__EXTRACTED RECORDS__.
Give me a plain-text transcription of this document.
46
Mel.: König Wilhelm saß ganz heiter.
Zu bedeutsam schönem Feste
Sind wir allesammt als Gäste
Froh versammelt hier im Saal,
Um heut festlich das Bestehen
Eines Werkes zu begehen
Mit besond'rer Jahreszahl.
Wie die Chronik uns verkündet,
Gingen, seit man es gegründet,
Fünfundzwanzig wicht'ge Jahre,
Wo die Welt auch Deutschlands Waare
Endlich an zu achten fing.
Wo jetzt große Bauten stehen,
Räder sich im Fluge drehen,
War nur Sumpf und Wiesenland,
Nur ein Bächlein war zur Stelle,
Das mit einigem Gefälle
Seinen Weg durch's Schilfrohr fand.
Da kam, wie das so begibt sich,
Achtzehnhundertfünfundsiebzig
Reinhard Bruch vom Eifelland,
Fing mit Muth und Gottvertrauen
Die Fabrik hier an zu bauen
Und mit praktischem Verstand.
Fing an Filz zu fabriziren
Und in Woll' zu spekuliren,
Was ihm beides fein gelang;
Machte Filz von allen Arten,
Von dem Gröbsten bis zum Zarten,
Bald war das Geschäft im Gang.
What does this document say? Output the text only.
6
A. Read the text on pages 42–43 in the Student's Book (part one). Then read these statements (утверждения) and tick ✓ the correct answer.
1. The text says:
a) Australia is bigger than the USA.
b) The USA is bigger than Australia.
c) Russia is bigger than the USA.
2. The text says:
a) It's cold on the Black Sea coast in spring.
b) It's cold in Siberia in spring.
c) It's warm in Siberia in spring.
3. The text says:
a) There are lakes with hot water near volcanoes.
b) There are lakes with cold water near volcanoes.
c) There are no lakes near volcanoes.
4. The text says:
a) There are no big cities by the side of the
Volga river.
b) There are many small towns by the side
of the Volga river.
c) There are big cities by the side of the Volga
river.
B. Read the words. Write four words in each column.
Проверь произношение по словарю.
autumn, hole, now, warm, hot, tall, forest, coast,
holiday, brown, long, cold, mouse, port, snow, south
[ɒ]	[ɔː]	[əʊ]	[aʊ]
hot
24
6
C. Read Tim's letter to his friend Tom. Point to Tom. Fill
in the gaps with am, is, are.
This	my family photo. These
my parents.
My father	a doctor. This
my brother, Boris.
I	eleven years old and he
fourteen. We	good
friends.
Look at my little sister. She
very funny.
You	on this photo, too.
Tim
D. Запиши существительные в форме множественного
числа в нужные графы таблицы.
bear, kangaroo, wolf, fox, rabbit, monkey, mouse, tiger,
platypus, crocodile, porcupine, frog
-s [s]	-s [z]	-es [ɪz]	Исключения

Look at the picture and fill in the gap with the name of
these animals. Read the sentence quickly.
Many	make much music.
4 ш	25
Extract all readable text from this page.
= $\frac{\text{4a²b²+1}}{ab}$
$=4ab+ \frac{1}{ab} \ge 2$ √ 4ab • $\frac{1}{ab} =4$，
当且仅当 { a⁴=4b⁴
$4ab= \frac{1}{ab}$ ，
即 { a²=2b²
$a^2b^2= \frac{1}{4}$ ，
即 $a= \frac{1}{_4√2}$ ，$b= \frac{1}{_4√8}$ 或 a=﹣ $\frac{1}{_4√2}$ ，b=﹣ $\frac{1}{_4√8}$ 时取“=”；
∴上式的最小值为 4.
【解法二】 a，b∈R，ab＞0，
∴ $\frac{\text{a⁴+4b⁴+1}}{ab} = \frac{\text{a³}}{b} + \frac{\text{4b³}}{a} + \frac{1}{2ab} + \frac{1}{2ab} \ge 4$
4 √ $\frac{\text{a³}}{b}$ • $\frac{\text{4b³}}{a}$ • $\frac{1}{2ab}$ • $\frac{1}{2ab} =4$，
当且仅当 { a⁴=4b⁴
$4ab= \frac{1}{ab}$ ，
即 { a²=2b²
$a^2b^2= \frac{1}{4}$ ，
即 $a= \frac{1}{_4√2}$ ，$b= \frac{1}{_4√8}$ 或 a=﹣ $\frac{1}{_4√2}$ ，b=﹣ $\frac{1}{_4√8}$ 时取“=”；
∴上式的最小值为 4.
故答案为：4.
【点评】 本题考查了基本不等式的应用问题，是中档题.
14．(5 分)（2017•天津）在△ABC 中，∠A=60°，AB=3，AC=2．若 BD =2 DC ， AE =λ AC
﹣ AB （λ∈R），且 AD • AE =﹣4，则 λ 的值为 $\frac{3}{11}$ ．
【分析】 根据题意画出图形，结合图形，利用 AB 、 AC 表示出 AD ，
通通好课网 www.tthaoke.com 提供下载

__DIRECTIVE__.
Write out each line of the data that holds the string "hier".

__RESULT OF THE TASK__.
Froh versammelt hier im Saal,
Die Fabrik hier an zu bauen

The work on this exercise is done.